Data entries:
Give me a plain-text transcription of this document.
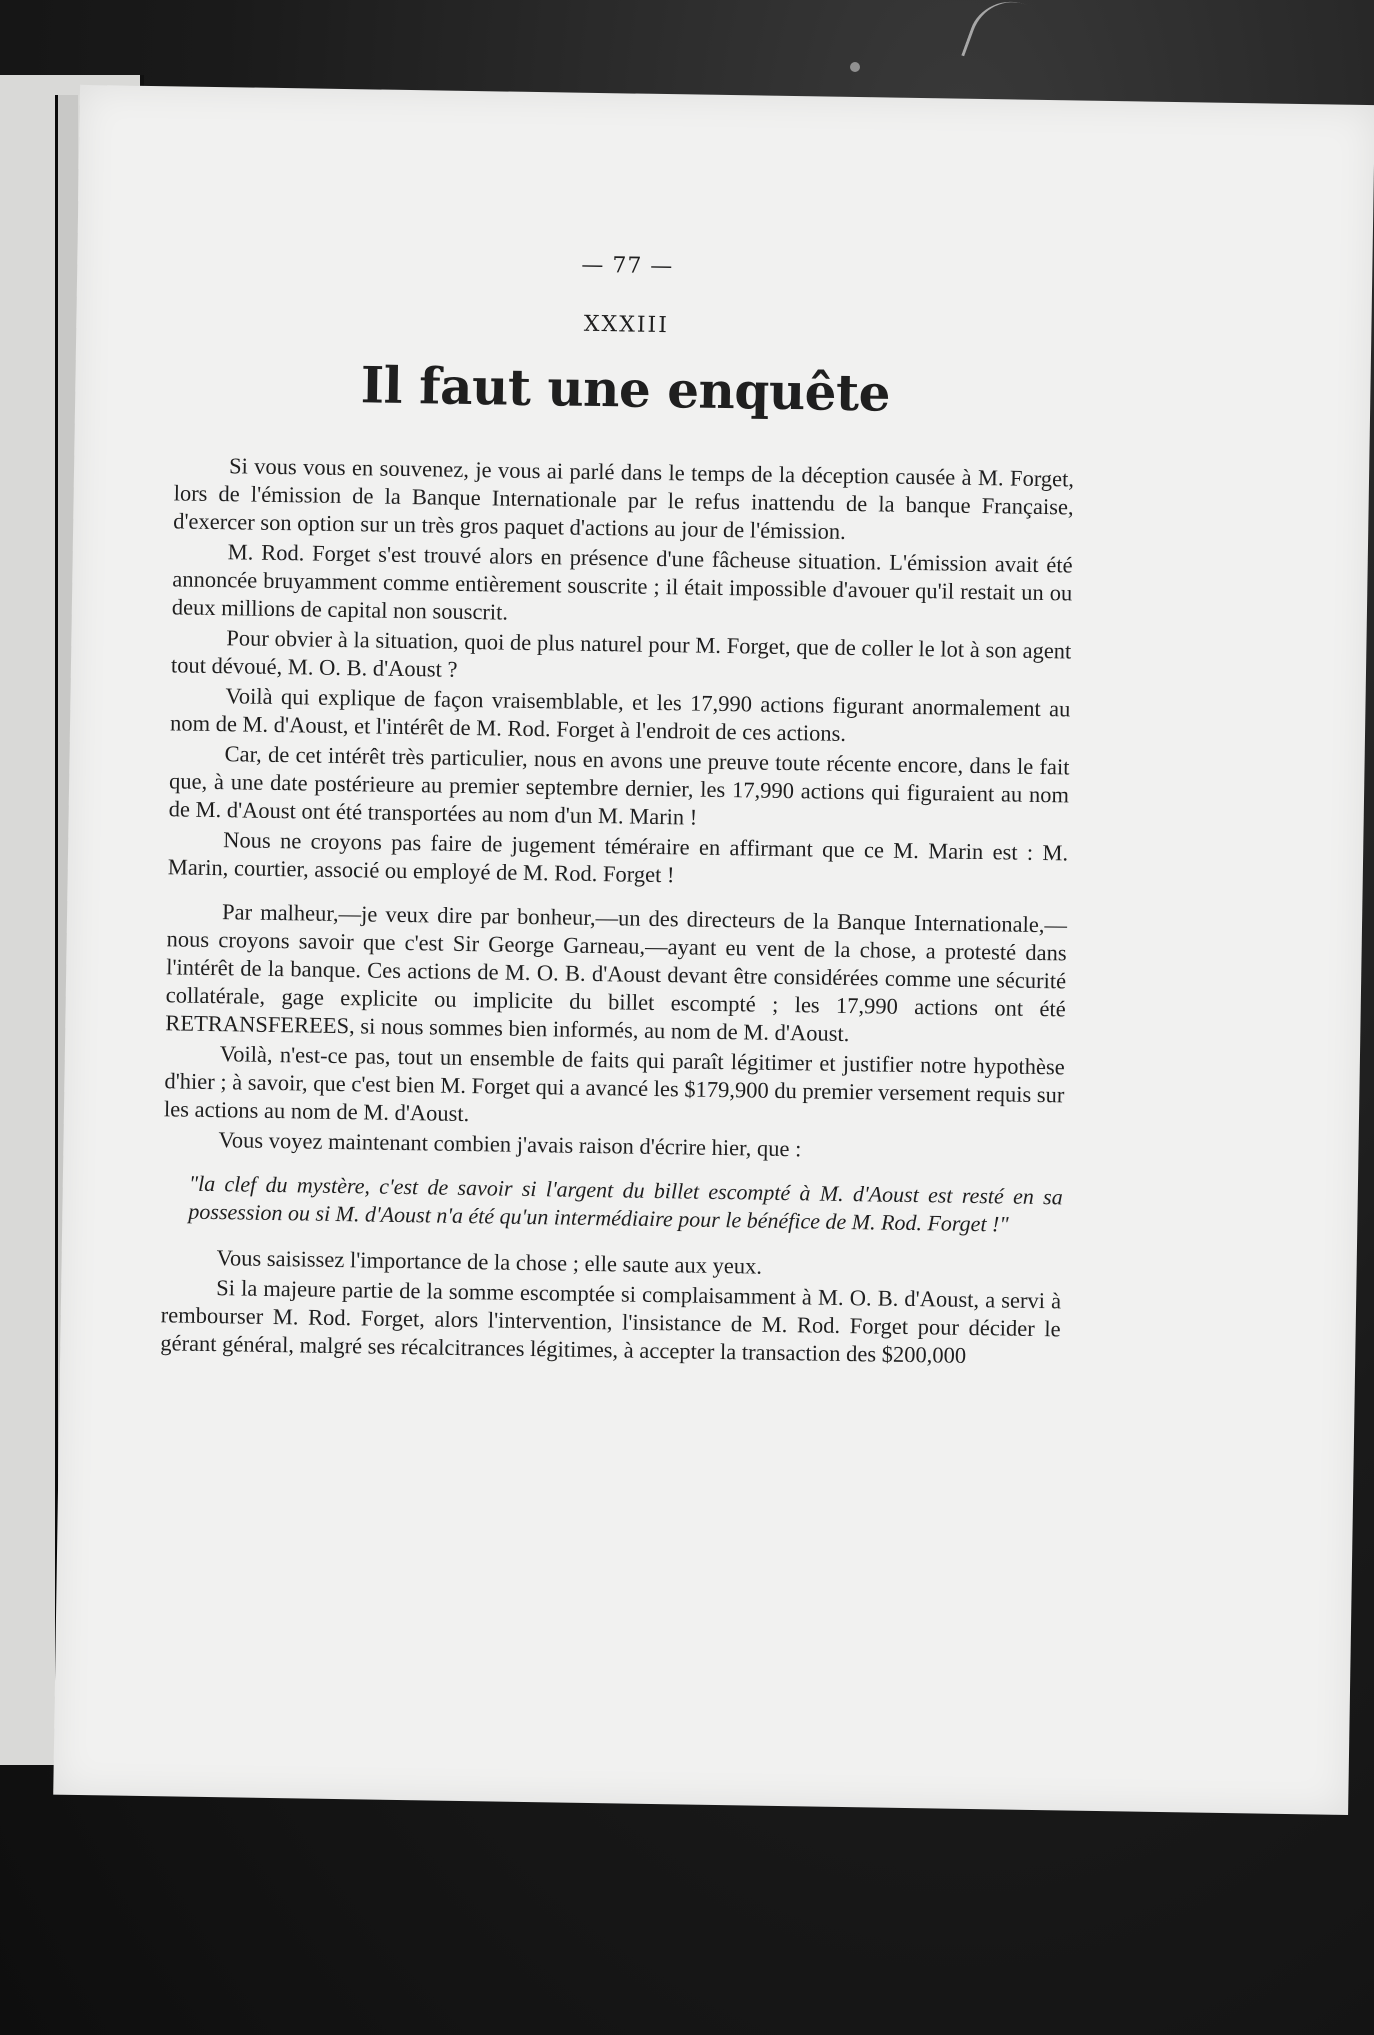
— 77 —
XXXIII
Il faut une enquête

Si vous vous en souvenez, je vous ai parlé dans le temps de la déception causée à M. Forget, lors de l'émission de la Banque Internationale par le refus inattendu de la banque Française, d'exercer son option sur un très gros paquet d'actions au jour de l'émission.

M. Rod. Forget s'est trouvé alors en présence d'une fâcheuse situation. L'émission avait été annoncée bruyamment comme entièrement souscrite ; il était impossible d'avouer qu'il restait un ou deux millions de capital non souscrit.

Pour obvier à la situation, quoi de plus naturel pour M. Forget, que de coller le lot à son agent tout dévoué, M. O. B. d'Aoust ?

Voilà qui explique de façon vraisemblable, et les 17,990 actions figurant anormalement au nom de M. d'Aoust, et l'intérêt de M. Rod. Forget à l'endroit de ces actions.

Car, de cet intérêt très particulier, nous en avons une preuve toute récente encore, dans le fait que, à une date postérieure au premier septembre dernier, les 17,990 actions qui figuraient au nom de M. d'Aoust ont été transportées au nom d'un M. Marin !

Nous ne croyons pas faire de jugement téméraire en affirmant que ce M. Marin est : M. Marin, courtier, associé ou employé de M. Rod. Forget !

Par malheur,—je veux dire par bonheur,—un des directeurs de la Banque Internationale,—nous croyons savoir que c'est Sir George Garneau,—ayant eu vent de la chose, a protesté dans l'intérêt de la banque. Ces actions de M. O. B. d'Aoust devant être considérées comme une sécurité collatérale, gage explicite ou implicite du billet escompté ; les 17,990 actions ont été RETRANSFEREES, si nous sommes bien informés, au nom de M. d'Aoust.

Voilà, n'est-ce pas, tout un ensemble de faits qui paraît légitimer et justifier notre hypothèse d'hier ; à savoir, que c'est bien M. Forget qui a avancé les $179,900 du premier versement requis sur les actions au nom de M. d'Aoust.

Vous voyez maintenant combien j'avais raison d'écrire hier, que :

"la clef du mystère, c'est de savoir si l'argent du billet escompté à M. d'Aoust est resté en sa possession ou si M. d'Aoust n'a été qu'un intermédiaire pour le bénéfice de M. Rod. Forget !"

Vous saisissez l'importance de la chose ; elle saute aux yeux.

Si la majeure partie de la somme escomptée si complaisamment à M. O. B. d'Aoust, a servi à rembourser M. Rod. Forget, alors l'intervention, l'insistance de M. Rod. Forget pour décider le gérant général, malgré ses récalcitrances légitimes, à accepter la transaction des $200,000
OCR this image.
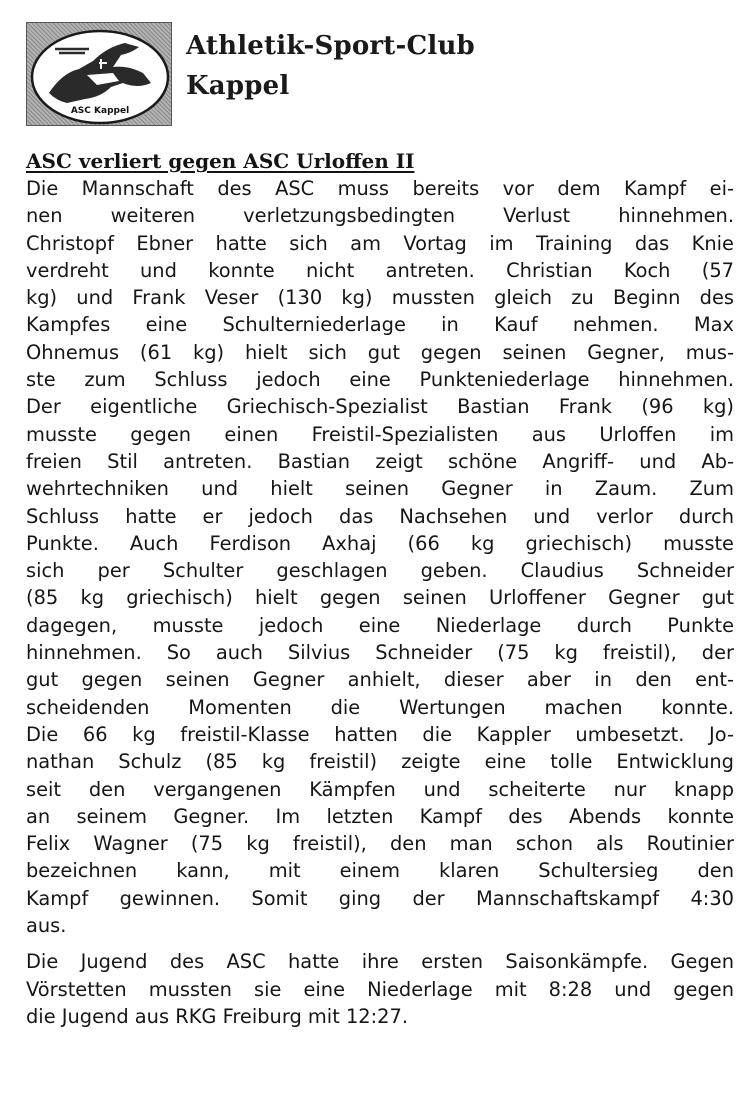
ASC Kappel
Athletik-Sport-Club
Kappel
ASC verliert gegen ASC Urloffen II

Die Mannschaft des ASC muss bereits vor dem Kampf ei-
nen weiteren verletzungsbedingten Verlust hinnehmen.
Christopf Ebner hatte sich am Vortag im Training das Knie
verdreht und konnte nicht antreten. Christian Koch (57
kg) und Frank Veser (130 kg) mussten gleich zu Beginn des
Kampfes eine Schulterniederlage in Kauf nehmen. Max
Ohnemus (61 kg) hielt sich gut gegen seinen Gegner, mus-
ste zum Schluss jedoch eine Punkteniederlage hinnehmen.
Der eigentliche Griechisch-Spezialist Bastian Frank (96 kg)
musste gegen einen Freistil-Spezialisten aus Urloffen im
freien Stil antreten. Bastian zeigt schöne Angriff- und Ab-
wehrtechniken und hielt seinen Gegner in Zaum. Zum
Schluss hatte er jedoch das Nachsehen und verlor durch
Punkte. Auch Ferdison Axhaj (66 kg griechisch) musste
sich per Schulter geschlagen geben. Claudius Schneider
(85 kg griechisch) hielt gegen seinen Urloffener Gegner gut
dagegen, musste jedoch eine Niederlage durch Punkte
hinnehmen. So auch Silvius Schneider (75 kg freistil), der
gut gegen seinen Gegner anhielt, dieser aber in den ent-
scheidenden Momenten die Wertungen machen konnte.
Die 66 kg freistil-Klasse hatten die Kappler umbesetzt. Jo-
nathan Schulz (85 kg freistil) zeigte eine tolle Entwicklung
seit den vergangenen Kämpfen und scheiterte nur knapp
an seinem Gegner. Im letzten Kampf des Abends konnte
Felix Wagner (75 kg freistil), den man schon als Routinier
bezeichnen kann, mit einem klaren Schultersieg den
Kampf gewinnen. Somit ging der Mannschaftskampf 4:30
aus.

Die Jugend des ASC hatte ihre ersten Saisonkämpfe. Gegen
Vörstetten mussten sie eine Niederlage mit 8:28 und gegen
die Jugend aus RKG Freiburg mit 12:27.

Directions: Make an exact copy of the whole listing, but don't bring over any pictures.

The output:
Give me a plain-text transcription of this document.
— 77 —
XXXIII
Il faut une enquête

Si vous vous en souvenez, je vous ai parlé dans le temps de la déception causée à M. Forget, lors de l'émission de la Banque Internationale par le refus inattendu de la banque Française, d'exercer son option sur un très gros paquet d'actions au jour de l'émission.

M. Rod. Forget s'est trouvé alors en présence d'une fâcheuse situation. L'émission avait été annoncée bruyamment comme entièrement souscrite ; il était impossible d'avouer qu'il restait un ou deux millions de capital non souscrit.

Pour obvier à la situation, quoi de plus naturel pour M. Forget, que de coller le lot à son agent tout dévoué, M. O. B. d'Aoust ?

Voilà qui explique de façon vraisemblable, et les 17,990 actions figurant anormalement au nom de M. d'Aoust, et l'intérêt de M. Rod. Forget à l'endroit de ces actions.

Car, de cet intérêt très particulier, nous en avons une preuve toute récente encore, dans le fait que, à une date postérieure au premier septembre dernier, les 17,990 actions qui figuraient au nom de M. d'Aoust ont été transportées au nom d'un M. Marin !

Nous ne croyons pas faire de jugement téméraire en affirmant que ce M. Marin est : M. Marin, courtier, associé ou employé de M. Rod. Forget !

Par malheur,—je veux dire par bonheur,—un des directeurs de la Banque Internationale,—nous croyons savoir que c'est Sir George Garneau,—ayant eu vent de la chose, a protesté dans l'intérêt de la banque. Ces actions de M. O. B. d'Aoust devant être considérées comme une sécurité collatérale, gage explicite ou implicite du billet escompté ; les 17,990 actions ont été RETRANSFEREES, si nous sommes bien informés, au nom de M. d'Aoust.

Voilà, n'est-ce pas, tout un ensemble de faits qui paraît légitimer et justifier notre hypothèse d'hier ; à savoir, que c'est bien M. Forget qui a avancé les $179,900 du premier versement requis sur les actions au nom de M. d'Aoust.

Vous voyez maintenant combien j'avais raison d'écrire hier, que :

"la clef du mystère, c'est de savoir si l'argent du billet escompté à M. d'Aoust est resté en sa possession ou si M. d'Aoust n'a été qu'un intermédiaire pour le bénéfice de M. Rod. Forget !"

Vous saisissez l'importance de la chose ; elle saute aux yeux.

Si la majeure partie de la somme escomptée si complaisamment à M. O. B. d'Aoust, a servi à rembourser M. Rod. Forget, alors l'intervention, l'insistance de M. Rod. Forget pour décider le gérant général, malgré ses récalcitrances légitimes, à accepter la transaction des $200,000
OCR this image.
ASC Kappel
Athletik-Sport-Club
Kappel
ASC verliert gegen ASC Urloffen II

Die Mannschaft des ASC muss bereits vor dem Kampf ei-
nen weiteren verletzungsbedingten Verlust hinnehmen.
Christopf Ebner hatte sich am Vortag im Training das Knie
verdreht und konnte nicht antreten. Christian Koch (57
kg) und Frank Veser (130 kg) mussten gleich zu Beginn des
Kampfes eine Schulterniederlage in Kauf nehmen. Max
Ohnemus (61 kg) hielt sich gut gegen seinen Gegner, mus-
ste zum Schluss jedoch eine Punkteniederlage hinnehmen.
Der eigentliche Griechisch-Spezialist Bastian Frank (96 kg)
musste gegen einen Freistil-Spezialisten aus Urloffen im
freien Stil antreten. Bastian zeigt schöne Angriff- und Ab-
wehrtechniken und hielt seinen Gegner in Zaum. Zum
Schluss hatte er jedoch das Nachsehen und verlor durch
Punkte. Auch Ferdison Axhaj (66 kg griechisch) musste
sich per Schulter geschlagen geben. Claudius Schneider
(85 kg griechisch) hielt gegen seinen Urloffener Gegner gut
dagegen, musste jedoch eine Niederlage durch Punkte
hinnehmen. So auch Silvius Schneider (75 kg freistil), der
gut gegen seinen Gegner anhielt, dieser aber in den ent-
scheidenden Momenten die Wertungen machen konnte.
Die 66 kg freistil-Klasse hatten die Kappler umbesetzt. Jo-
nathan Schulz (85 kg freistil) zeigte eine tolle Entwicklung
seit den vergangenen Kämpfen und scheiterte nur knapp
an seinem Gegner. Im letzten Kampf des Abends konnte
Felix Wagner (75 kg freistil), den man schon als Routinier
bezeichnen kann, mit einem klaren Schultersieg den
Kampf gewinnen. Somit ging der Mannschaftskampf 4:30
aus.

Die Jugend des ASC hatte ihre ersten Saisonkämpfe. Gegen
Vörstetten mussten sie eine Niederlage mit 8:28 und gegen
die Jugend aus RKG Freiburg mit 12:27.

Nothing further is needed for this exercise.